(WHAT TO WORK ON):
Work out the number of lines in the records that include the word "label"; reply with that number alone.

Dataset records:
START

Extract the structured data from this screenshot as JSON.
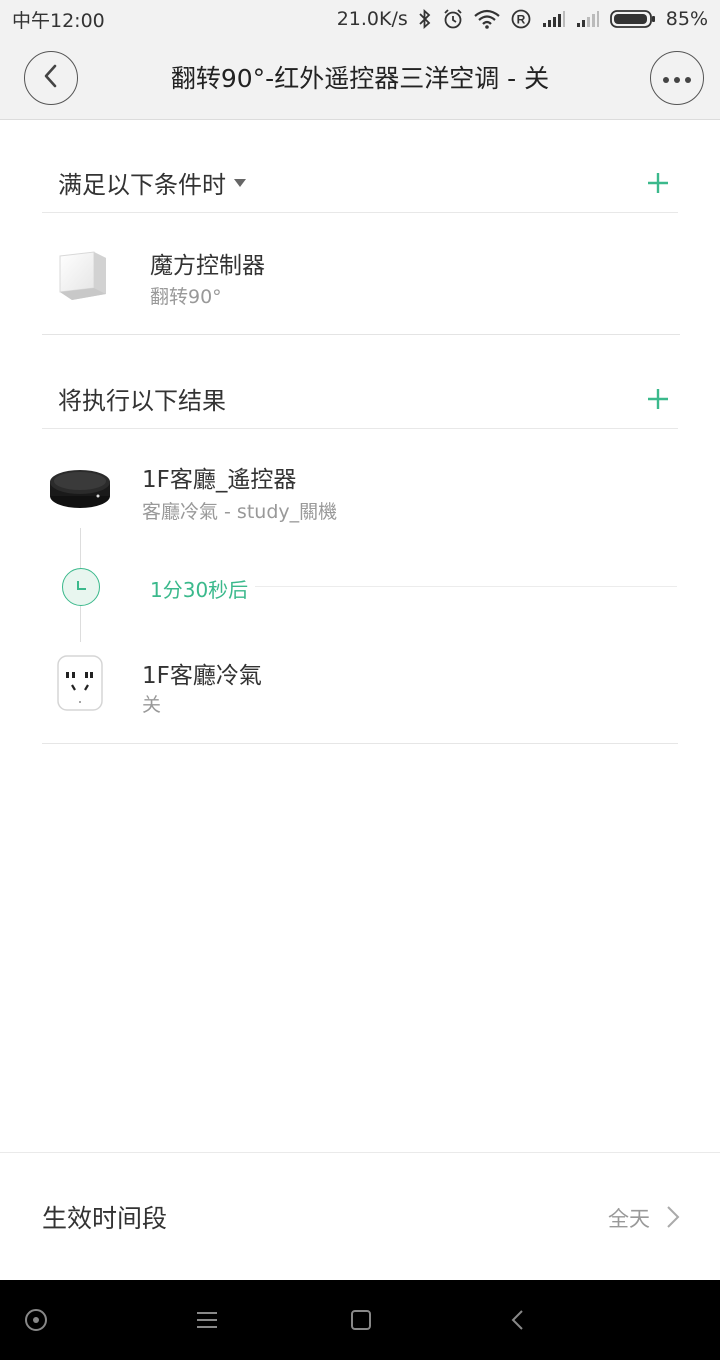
{
  "status_bar": {
    "time": "中午12:00",
    "speed": "21.0K/s",
    "battery": "85%",
    "icons": [
      "bluetooth-icon",
      "alarm-icon",
      "wifi-icon",
      "roaming-icon",
      "signal-icon",
      "signal-icon",
      "battery-icon"
    ]
  },
  "header": {
    "title": "翻转90°-红外遥控器三洋空调 - 关",
    "back_icon": "back-arrow-icon",
    "more_icon": "more-dots-icon"
  },
  "conditions": {
    "label": "满足以下条件时",
    "add_icon": "plus-icon",
    "items": [
      {
        "name": "魔方控制器",
        "detail": "翻转90°",
        "icon": "cube-controller-icon"
      }
    ]
  },
  "actions": {
    "label": "将执行以下结果",
    "add_icon": "plus-icon",
    "items": [
      {
        "name": "1F客廳_遙控器",
        "detail": "客廳冷氣 - study_關機",
        "icon": "ir-remote-icon"
      },
      {
        "name": "1F客廳冷氣",
        "detail": "关",
        "icon": "smart-plug-icon"
      }
    ],
    "delay": "1分30秒后"
  },
  "effective_period": {
    "label": "生效时间段",
    "value": "全天"
  },
  "colors": {
    "accent": "#3bb98c",
    "header_bg": "#f2f2f2"
  }
}
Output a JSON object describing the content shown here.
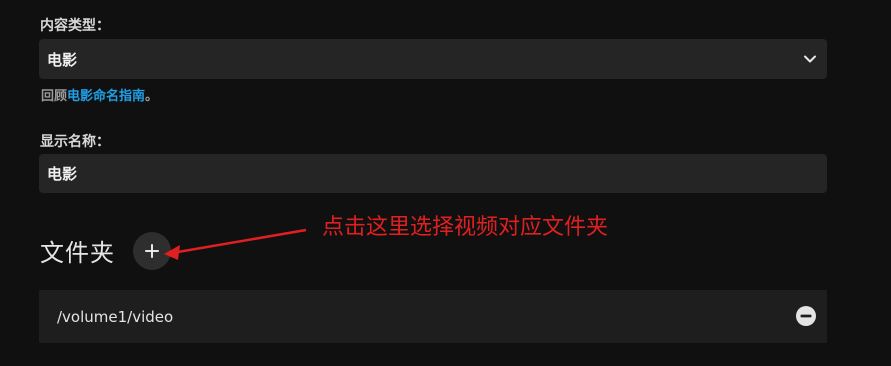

END

(ANSWER TO THE EXERCISE):
3